Stored records:

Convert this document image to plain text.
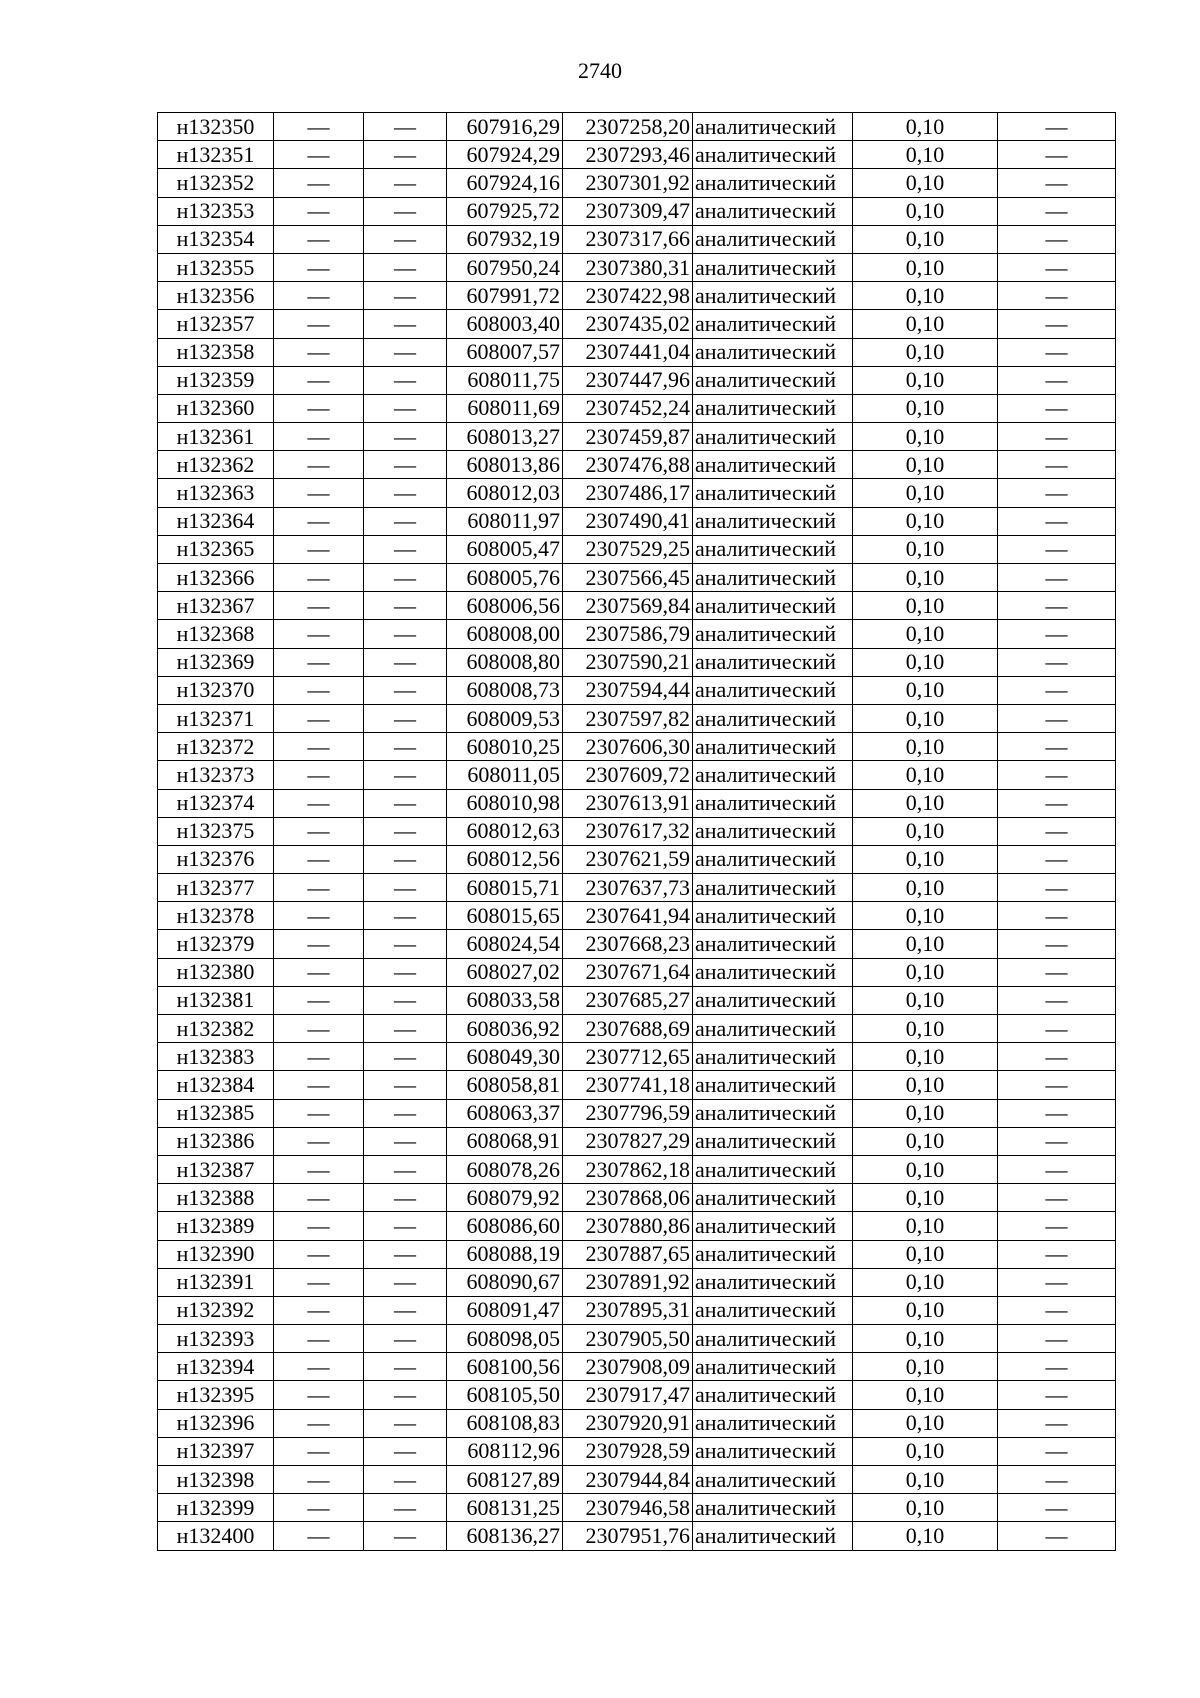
2740
н132350	—	—	607916,29	2307258,20	аналитический	0,10	—
н132351	—	—	607924,29	2307293,46	аналитический	0,10	—
н132352	—	—	607924,16	2307301,92	аналитический	0,10	—
н132353	—	—	607925,72	2307309,47	аналитический	0,10	—
н132354	—	—	607932,19	2307317,66	аналитический	0,10	—
н132355	—	—	607950,24	2307380,31	аналитический	0,10	—
н132356	—	—	607991,72	2307422,98	аналитический	0,10	—
н132357	—	—	608003,40	2307435,02	аналитический	0,10	—
н132358	—	—	608007,57	2307441,04	аналитический	0,10	—
н132359	—	—	608011,75	2307447,96	аналитический	0,10	—
н132360	—	—	608011,69	2307452,24	аналитический	0,10	—
н132361	—	—	608013,27	2307459,87	аналитический	0,10	—
н132362	—	—	608013,86	2307476,88	аналитический	0,10	—
н132363	—	—	608012,03	2307486,17	аналитический	0,10	—
н132364	—	—	608011,97	2307490,41	аналитический	0,10	—
н132365	—	—	608005,47	2307529,25	аналитический	0,10	—
н132366	—	—	608005,76	2307566,45	аналитический	0,10	—
н132367	—	—	608006,56	2307569,84	аналитический	0,10	—
н132368	—	—	608008,00	2307586,79	аналитический	0,10	—
н132369	—	—	608008,80	2307590,21	аналитический	0,10	—
н132370	—	—	608008,73	2307594,44	аналитический	0,10	—
н132371	—	—	608009,53	2307597,82	аналитический	0,10	—
н132372	—	—	608010,25	2307606,30	аналитический	0,10	—
н132373	—	—	608011,05	2307609,72	аналитический	0,10	—
н132374	—	—	608010,98	2307613,91	аналитический	0,10	—
н132375	—	—	608012,63	2307617,32	аналитический	0,10	—
н132376	—	—	608012,56	2307621,59	аналитический	0,10	—
н132377	—	—	608015,71	2307637,73	аналитический	0,10	—
н132378	—	—	608015,65	2307641,94	аналитический	0,10	—
н132379	—	—	608024,54	2307668,23	аналитический	0,10	—
н132380	—	—	608027,02	2307671,64	аналитический	0,10	—
н132381	—	—	608033,58	2307685,27	аналитический	0,10	—
н132382	—	—	608036,92	2307688,69	аналитический	0,10	—
н132383	—	—	608049,30	2307712,65	аналитический	0,10	—
н132384	—	—	608058,81	2307741,18	аналитический	0,10	—
н132385	—	—	608063,37	2307796,59	аналитический	0,10	—
н132386	—	—	608068,91	2307827,29	аналитический	0,10	—
н132387	—	—	608078,26	2307862,18	аналитический	0,10	—
н132388	—	—	608079,92	2307868,06	аналитический	0,10	—
н132389	—	—	608086,60	2307880,86	аналитический	0,10	—
н132390	—	—	608088,19	2307887,65	аналитический	0,10	—
н132391	—	—	608090,67	2307891,92	аналитический	0,10	—
н132392	—	—	608091,47	2307895,31	аналитический	0,10	—
н132393	—	—	608098,05	2307905,50	аналитический	0,10	—
н132394	—	—	608100,56	2307908,09	аналитический	0,10	—
н132395	—	—	608105,50	2307917,47	аналитический	0,10	—
н132396	—	—	608108,83	2307920,91	аналитический	0,10	—
н132397	—	—	608112,96	2307928,59	аналитический	0,10	—
н132398	—	—	608127,89	2307944,84	аналитический	0,10	—
н132399	—	—	608131,25	2307946,58	аналитический	0,10	—
н132400	—	—	608136,27	2307951,76	аналитический	0,10	—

Short exercise:
Your copy of the data should match it exactly, except that pictures are left out.

Task output:
Convert this document image to plain text.
2740
н132350	—	—	607916,29	2307258,20	аналитический	0,10	—
н132351	—	—	607924,29	2307293,46	аналитический	0,10	—
н132352	—	—	607924,16	2307301,92	аналитический	0,10	—
н132353	—	—	607925,72	2307309,47	аналитический	0,10	—
н132354	—	—	607932,19	2307317,66	аналитический	0,10	—
н132355	—	—	607950,24	2307380,31	аналитический	0,10	—
н132356	—	—	607991,72	2307422,98	аналитический	0,10	—
н132357	—	—	608003,40	2307435,02	аналитический	0,10	—
н132358	—	—	608007,57	2307441,04	аналитический	0,10	—
н132359	—	—	608011,75	2307447,96	аналитический	0,10	—
н132360	—	—	608011,69	2307452,24	аналитический	0,10	—
н132361	—	—	608013,27	2307459,87	аналитический	0,10	—
н132362	—	—	608013,86	2307476,88	аналитический	0,10	—
н132363	—	—	608012,03	2307486,17	аналитический	0,10	—
н132364	—	—	608011,97	2307490,41	аналитический	0,10	—
н132365	—	—	608005,47	2307529,25	аналитический	0,10	—
н132366	—	—	608005,76	2307566,45	аналитический	0,10	—
н132367	—	—	608006,56	2307569,84	аналитический	0,10	—
н132368	—	—	608008,00	2307586,79	аналитический	0,10	—
н132369	—	—	608008,80	2307590,21	аналитический	0,10	—
н132370	—	—	608008,73	2307594,44	аналитический	0,10	—
н132371	—	—	608009,53	2307597,82	аналитический	0,10	—
н132372	—	—	608010,25	2307606,30	аналитический	0,10	—
н132373	—	—	608011,05	2307609,72	аналитический	0,10	—
н132374	—	—	608010,98	2307613,91	аналитический	0,10	—
н132375	—	—	608012,63	2307617,32	аналитический	0,10	—
н132376	—	—	608012,56	2307621,59	аналитический	0,10	—
н132377	—	—	608015,71	2307637,73	аналитический	0,10	—
н132378	—	—	608015,65	2307641,94	аналитический	0,10	—
н132379	—	—	608024,54	2307668,23	аналитический	0,10	—
н132380	—	—	608027,02	2307671,64	аналитический	0,10	—
н132381	—	—	608033,58	2307685,27	аналитический	0,10	—
н132382	—	—	608036,92	2307688,69	аналитический	0,10	—
н132383	—	—	608049,30	2307712,65	аналитический	0,10	—
н132384	—	—	608058,81	2307741,18	аналитический	0,10	—
н132385	—	—	608063,37	2307796,59	аналитический	0,10	—
н132386	—	—	608068,91	2307827,29	аналитический	0,10	—
н132387	—	—	608078,26	2307862,18	аналитический	0,10	—
н132388	—	—	608079,92	2307868,06	аналитический	0,10	—
н132389	—	—	608086,60	2307880,86	аналитический	0,10	—
н132390	—	—	608088,19	2307887,65	аналитический	0,10	—
н132391	—	—	608090,67	2307891,92	аналитический	0,10	—
н132392	—	—	608091,47	2307895,31	аналитический	0,10	—
н132393	—	—	608098,05	2307905,50	аналитический	0,10	—
н132394	—	—	608100,56	2307908,09	аналитический	0,10	—
н132395	—	—	608105,50	2307917,47	аналитический	0,10	—
н132396	—	—	608108,83	2307920,91	аналитический	0,10	—
н132397	—	—	608112,96	2307928,59	аналитический	0,10	—
н132398	—	—	608127,89	2307944,84	аналитический	0,10	—
н132399	—	—	608131,25	2307946,58	аналитический	0,10	—
н132400	—	—	608136,27	2307951,76	аналитический	0,10	—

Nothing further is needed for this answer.